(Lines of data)
——————

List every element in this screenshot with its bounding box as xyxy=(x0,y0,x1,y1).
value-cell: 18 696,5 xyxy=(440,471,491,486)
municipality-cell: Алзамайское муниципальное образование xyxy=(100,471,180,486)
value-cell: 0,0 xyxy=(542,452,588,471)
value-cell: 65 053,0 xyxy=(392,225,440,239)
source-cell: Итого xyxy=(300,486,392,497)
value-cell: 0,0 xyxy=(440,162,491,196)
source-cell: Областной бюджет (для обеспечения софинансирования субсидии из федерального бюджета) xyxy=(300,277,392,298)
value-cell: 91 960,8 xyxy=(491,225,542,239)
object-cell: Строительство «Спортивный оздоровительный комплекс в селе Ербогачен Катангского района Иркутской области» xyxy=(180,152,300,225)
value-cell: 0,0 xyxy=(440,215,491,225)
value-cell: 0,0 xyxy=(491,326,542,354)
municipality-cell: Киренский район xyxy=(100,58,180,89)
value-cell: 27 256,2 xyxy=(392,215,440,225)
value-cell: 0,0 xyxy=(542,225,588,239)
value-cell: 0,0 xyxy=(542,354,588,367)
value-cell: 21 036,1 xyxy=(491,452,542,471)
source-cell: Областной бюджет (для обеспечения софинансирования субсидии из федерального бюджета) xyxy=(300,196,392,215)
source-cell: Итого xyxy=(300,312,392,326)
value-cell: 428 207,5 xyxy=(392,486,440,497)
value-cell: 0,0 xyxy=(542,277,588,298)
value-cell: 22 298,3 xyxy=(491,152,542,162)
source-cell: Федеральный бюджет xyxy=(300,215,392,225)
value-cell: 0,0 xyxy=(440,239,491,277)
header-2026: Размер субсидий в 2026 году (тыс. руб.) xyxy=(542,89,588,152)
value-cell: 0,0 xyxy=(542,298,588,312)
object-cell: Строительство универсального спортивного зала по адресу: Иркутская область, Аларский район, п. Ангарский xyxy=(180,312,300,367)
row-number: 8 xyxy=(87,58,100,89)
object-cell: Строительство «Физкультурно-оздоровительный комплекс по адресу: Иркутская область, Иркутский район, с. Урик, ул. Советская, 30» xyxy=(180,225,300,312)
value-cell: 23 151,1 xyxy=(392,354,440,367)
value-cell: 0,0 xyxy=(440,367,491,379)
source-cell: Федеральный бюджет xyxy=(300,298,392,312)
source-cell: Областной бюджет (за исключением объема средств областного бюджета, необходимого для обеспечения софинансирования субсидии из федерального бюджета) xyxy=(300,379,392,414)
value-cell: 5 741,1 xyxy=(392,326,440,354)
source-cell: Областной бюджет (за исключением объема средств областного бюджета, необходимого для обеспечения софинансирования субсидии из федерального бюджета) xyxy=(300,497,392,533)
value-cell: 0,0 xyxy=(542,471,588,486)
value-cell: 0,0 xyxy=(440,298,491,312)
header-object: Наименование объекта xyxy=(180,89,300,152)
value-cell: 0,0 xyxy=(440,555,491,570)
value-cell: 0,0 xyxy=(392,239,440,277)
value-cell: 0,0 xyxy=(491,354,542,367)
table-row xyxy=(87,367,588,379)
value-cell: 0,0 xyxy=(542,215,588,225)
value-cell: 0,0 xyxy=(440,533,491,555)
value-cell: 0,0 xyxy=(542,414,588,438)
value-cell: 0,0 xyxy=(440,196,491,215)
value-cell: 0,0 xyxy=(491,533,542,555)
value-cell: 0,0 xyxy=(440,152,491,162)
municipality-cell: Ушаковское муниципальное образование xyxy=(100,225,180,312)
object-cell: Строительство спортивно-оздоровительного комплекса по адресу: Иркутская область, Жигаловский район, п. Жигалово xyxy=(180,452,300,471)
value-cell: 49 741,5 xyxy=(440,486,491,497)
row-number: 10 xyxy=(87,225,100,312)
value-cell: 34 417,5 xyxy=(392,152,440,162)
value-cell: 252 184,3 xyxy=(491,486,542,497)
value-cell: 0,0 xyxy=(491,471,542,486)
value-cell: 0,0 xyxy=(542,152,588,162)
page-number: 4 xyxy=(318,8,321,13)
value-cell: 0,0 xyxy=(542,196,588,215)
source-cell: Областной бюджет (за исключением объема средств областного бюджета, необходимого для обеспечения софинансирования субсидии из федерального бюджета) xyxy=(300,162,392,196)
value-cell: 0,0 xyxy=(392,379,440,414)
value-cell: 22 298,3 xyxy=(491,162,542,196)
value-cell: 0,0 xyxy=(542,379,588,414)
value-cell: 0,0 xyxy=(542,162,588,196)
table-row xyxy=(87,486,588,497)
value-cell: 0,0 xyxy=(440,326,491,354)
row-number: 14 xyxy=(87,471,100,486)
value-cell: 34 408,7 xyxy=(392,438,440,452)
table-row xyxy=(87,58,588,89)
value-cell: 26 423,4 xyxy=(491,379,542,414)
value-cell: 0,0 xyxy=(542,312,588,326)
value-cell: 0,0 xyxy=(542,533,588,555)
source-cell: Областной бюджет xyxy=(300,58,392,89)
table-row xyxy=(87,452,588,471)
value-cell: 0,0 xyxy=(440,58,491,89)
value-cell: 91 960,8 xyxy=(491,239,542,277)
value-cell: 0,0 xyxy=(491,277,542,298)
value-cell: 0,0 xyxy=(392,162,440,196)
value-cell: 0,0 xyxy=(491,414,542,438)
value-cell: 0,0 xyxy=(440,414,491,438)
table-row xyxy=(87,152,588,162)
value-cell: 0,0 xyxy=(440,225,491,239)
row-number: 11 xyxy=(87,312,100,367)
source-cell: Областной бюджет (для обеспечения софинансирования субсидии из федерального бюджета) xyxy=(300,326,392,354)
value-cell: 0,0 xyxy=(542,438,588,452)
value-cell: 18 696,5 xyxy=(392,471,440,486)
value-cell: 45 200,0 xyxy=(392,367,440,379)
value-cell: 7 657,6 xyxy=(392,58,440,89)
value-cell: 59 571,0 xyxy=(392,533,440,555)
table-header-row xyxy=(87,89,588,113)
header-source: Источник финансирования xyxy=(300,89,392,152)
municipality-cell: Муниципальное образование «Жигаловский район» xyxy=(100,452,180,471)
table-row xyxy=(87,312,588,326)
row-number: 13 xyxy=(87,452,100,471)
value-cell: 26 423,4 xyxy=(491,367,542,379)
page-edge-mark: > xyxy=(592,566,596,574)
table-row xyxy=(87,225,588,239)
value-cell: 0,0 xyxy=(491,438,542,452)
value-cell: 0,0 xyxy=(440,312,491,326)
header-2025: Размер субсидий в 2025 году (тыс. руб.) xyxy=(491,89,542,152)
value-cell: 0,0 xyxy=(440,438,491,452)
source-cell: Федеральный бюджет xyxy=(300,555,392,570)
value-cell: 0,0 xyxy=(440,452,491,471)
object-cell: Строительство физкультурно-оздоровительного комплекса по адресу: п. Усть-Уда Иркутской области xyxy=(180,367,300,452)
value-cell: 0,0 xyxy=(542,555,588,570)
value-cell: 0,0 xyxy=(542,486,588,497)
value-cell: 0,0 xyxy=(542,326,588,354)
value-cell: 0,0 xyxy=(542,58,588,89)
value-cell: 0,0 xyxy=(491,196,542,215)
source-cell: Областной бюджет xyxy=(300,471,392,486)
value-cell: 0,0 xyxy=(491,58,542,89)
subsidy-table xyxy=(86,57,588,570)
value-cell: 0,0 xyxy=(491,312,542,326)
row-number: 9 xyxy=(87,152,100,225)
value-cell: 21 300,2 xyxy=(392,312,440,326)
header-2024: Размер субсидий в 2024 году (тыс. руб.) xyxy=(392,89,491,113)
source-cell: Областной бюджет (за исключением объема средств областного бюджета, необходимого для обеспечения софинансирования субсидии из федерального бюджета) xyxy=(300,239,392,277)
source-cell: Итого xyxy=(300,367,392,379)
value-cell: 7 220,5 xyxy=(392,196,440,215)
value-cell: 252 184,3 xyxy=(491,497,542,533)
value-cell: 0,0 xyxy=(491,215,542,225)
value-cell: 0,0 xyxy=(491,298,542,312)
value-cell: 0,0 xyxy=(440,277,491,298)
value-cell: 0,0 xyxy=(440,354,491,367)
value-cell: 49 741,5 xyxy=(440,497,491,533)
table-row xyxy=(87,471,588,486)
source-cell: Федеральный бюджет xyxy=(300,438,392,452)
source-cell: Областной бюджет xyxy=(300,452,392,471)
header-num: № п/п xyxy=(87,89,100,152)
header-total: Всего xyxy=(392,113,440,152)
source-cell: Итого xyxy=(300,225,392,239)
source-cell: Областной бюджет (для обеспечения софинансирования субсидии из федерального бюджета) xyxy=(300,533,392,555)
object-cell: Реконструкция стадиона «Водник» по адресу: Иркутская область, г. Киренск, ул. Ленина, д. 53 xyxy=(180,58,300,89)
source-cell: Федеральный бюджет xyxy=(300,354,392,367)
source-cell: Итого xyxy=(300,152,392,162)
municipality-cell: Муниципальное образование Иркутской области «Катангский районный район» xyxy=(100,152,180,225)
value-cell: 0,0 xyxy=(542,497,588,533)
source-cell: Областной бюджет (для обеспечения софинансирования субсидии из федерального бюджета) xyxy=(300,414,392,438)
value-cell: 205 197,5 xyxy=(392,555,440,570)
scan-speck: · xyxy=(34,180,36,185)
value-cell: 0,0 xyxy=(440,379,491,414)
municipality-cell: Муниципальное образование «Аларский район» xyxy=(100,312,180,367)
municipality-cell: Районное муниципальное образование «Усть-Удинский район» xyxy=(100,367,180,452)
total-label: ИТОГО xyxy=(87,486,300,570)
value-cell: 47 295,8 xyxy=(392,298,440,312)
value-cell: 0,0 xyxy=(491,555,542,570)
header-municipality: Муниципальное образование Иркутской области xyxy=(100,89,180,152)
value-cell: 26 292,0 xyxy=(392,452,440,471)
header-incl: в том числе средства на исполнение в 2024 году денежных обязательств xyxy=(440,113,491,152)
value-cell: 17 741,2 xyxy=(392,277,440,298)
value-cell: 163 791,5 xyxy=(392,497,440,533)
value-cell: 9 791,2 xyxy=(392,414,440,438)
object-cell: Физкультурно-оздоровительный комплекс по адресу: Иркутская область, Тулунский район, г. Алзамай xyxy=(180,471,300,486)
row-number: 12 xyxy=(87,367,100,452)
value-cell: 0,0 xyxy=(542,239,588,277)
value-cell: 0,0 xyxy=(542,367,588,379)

——————

→ What you should do
Write out every item from the start of the items down to the line containing "value-cell: 0,0 xyxy=(542,277,588,298)", inclusive, reproducing each one verbatim.

→ Correct output
List every element in this screenshot with its bounding box as xyxy=(x0,y0,x1,y1).
value-cell: 18 696,5 xyxy=(440,471,491,486)
municipality-cell: Алзамайское муниципальное образование xyxy=(100,471,180,486)
value-cell: 0,0 xyxy=(542,452,588,471)
value-cell: 65 053,0 xyxy=(392,225,440,239)
source-cell: Итого xyxy=(300,486,392,497)
value-cell: 0,0 xyxy=(440,162,491,196)
source-cell: Областной бюджет (для обеспечения софинансирования субсидии из федерального бюджета) xyxy=(300,277,392,298)
value-cell: 91 960,8 xyxy=(491,225,542,239)
object-cell: Строительство «Спортивный оздоровительный комплекс в селе Ербогачен Катангского района Иркутской области» xyxy=(180,152,300,225)
value-cell: 0,0 xyxy=(440,215,491,225)
value-cell: 0,0 xyxy=(491,326,542,354)
municipality-cell: Киренский район xyxy=(100,58,180,89)
value-cell: 27 256,2 xyxy=(392,215,440,225)
value-cell: 0,0 xyxy=(542,225,588,239)
value-cell: 0,0 xyxy=(542,354,588,367)
value-cell: 21 036,1 xyxy=(491,452,542,471)
source-cell: Областной бюджет (для обеспечения софинансирования субсидии из федерального бюджета) xyxy=(300,196,392,215)
source-cell: Итого xyxy=(300,312,392,326)
value-cell: 428 207,5 xyxy=(392,486,440,497)
value-cell: 0,0 xyxy=(542,277,588,298)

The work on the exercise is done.